----- MATERIAL PROVIDED
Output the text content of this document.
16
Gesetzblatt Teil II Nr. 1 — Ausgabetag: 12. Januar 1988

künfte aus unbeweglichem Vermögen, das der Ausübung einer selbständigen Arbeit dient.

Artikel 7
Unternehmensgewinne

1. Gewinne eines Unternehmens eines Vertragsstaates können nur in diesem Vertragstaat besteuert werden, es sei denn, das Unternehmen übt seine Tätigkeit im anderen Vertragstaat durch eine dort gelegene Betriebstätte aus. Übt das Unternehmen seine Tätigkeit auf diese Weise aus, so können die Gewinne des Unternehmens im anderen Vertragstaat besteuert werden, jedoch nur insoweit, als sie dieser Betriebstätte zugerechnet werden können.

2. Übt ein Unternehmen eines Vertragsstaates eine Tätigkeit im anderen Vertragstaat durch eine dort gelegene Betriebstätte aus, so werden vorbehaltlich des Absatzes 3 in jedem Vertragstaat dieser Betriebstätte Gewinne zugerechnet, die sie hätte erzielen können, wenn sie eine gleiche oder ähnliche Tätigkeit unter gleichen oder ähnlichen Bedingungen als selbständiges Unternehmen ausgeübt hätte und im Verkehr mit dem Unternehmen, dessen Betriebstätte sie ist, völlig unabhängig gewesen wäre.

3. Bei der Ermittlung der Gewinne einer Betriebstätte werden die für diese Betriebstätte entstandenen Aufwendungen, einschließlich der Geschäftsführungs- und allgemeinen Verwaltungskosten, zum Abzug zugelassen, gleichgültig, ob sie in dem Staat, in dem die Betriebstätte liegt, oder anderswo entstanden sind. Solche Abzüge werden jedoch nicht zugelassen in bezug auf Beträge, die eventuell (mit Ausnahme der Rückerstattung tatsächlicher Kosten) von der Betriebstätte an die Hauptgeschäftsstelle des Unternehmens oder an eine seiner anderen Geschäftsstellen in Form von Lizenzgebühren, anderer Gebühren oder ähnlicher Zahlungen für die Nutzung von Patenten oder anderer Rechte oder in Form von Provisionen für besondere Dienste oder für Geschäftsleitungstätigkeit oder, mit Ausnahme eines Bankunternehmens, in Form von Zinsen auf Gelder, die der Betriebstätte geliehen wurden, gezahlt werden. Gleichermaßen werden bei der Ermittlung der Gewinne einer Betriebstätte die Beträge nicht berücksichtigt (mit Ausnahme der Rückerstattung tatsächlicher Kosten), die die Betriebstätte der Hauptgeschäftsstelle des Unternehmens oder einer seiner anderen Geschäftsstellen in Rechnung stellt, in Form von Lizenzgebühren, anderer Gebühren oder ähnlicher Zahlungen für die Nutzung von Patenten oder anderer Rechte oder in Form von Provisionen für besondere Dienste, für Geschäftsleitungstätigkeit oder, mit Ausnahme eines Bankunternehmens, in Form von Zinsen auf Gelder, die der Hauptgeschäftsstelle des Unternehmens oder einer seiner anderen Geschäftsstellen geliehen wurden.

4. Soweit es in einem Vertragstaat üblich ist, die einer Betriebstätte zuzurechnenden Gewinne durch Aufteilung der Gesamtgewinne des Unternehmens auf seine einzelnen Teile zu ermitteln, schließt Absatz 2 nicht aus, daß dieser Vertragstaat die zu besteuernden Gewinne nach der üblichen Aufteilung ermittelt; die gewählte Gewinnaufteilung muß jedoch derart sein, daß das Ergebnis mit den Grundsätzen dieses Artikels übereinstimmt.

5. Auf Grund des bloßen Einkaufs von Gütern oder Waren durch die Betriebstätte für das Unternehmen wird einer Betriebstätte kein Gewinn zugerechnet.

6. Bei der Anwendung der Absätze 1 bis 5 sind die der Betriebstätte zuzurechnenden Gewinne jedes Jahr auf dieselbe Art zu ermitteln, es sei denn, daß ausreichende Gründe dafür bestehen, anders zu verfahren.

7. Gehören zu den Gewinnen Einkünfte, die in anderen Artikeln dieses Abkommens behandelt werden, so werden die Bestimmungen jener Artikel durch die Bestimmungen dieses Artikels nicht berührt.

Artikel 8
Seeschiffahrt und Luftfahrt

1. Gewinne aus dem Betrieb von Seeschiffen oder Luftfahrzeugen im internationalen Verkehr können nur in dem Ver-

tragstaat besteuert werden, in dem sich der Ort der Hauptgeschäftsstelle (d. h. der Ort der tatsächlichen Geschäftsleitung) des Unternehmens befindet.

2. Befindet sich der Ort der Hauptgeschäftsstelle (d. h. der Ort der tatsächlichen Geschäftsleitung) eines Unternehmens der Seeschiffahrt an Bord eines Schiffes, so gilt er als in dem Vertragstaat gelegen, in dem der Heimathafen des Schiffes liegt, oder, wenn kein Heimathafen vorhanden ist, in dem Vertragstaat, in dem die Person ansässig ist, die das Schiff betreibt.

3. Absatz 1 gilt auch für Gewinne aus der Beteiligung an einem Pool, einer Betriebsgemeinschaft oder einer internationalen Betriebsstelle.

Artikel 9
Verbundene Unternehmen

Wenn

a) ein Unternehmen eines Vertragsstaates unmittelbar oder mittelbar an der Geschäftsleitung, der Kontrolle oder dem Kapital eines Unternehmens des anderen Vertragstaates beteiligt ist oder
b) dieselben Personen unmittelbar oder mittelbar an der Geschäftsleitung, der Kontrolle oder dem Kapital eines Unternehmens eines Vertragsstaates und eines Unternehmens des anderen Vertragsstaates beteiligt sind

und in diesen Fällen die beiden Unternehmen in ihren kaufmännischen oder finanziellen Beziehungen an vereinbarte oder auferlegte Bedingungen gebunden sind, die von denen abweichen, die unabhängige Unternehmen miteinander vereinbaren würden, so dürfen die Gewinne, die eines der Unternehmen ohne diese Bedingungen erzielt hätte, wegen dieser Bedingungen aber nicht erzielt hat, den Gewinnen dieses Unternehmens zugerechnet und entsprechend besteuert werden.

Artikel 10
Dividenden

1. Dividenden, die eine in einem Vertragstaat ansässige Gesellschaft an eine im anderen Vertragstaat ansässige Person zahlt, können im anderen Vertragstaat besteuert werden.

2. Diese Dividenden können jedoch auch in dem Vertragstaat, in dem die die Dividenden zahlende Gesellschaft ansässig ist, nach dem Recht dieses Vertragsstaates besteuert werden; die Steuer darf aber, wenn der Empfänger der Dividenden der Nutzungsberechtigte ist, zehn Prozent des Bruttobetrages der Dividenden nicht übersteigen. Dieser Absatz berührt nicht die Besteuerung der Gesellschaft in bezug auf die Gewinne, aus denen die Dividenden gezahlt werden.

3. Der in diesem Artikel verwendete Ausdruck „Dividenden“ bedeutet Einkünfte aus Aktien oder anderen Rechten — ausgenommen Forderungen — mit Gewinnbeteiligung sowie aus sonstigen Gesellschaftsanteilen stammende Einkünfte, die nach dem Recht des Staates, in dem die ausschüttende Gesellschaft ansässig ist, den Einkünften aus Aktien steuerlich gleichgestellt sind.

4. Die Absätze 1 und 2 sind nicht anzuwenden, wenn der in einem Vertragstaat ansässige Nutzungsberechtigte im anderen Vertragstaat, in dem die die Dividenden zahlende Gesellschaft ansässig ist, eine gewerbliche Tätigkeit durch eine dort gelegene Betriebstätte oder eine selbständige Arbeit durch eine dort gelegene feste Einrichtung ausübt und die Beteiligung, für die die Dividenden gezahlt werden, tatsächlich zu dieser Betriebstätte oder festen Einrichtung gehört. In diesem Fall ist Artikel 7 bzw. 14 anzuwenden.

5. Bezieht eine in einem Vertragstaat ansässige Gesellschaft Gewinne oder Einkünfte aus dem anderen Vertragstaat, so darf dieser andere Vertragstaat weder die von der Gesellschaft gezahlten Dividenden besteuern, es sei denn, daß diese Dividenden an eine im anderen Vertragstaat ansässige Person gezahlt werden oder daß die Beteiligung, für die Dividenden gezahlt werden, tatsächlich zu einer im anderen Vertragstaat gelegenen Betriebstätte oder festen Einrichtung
----------
→ WHAT IS EXPECTED
Copy out all the lines of the records that include "festen".

→ EXERCISE SOLUTION
4. Die Absätze 1 und 2 sind nicht anzuwenden, wenn der in einem Vertragstaat ansässige Nutzungsberechtigte im anderen Vertragstaat, in dem die die Dividenden zahlende Gesellschaft ansässig ist, eine gewerbliche Tätigkeit durch eine dort gelegene Betriebstätte oder eine selbständige Arbeit durch eine dort gelegene feste Einrichtung ausübt und die Beteiligung, für die die Dividenden gezahlt werden, tatsächlich zu dieser Betriebstätte oder festen Einrichtung gehört. In diesem Fall ist Artikel 7 bzw. 14 anzuwenden.
5. Bezieht eine in einem Vertragstaat ansässige Gesellschaft Gewinne oder Einkünfte aus dem anderen Vertragstaat, so darf dieser andere Vertragstaat weder die von der Gesellschaft gezahlten Dividenden besteuern, es sei denn, daß diese Dividenden an eine im anderen Vertragstaat ansässige Person gezahlt werden oder daß die Beteiligung, für die Dividenden gezahlt werden, tatsächlich zu einer im anderen Vertragstaat gelegenen Betriebstätte oder festen Einrichtung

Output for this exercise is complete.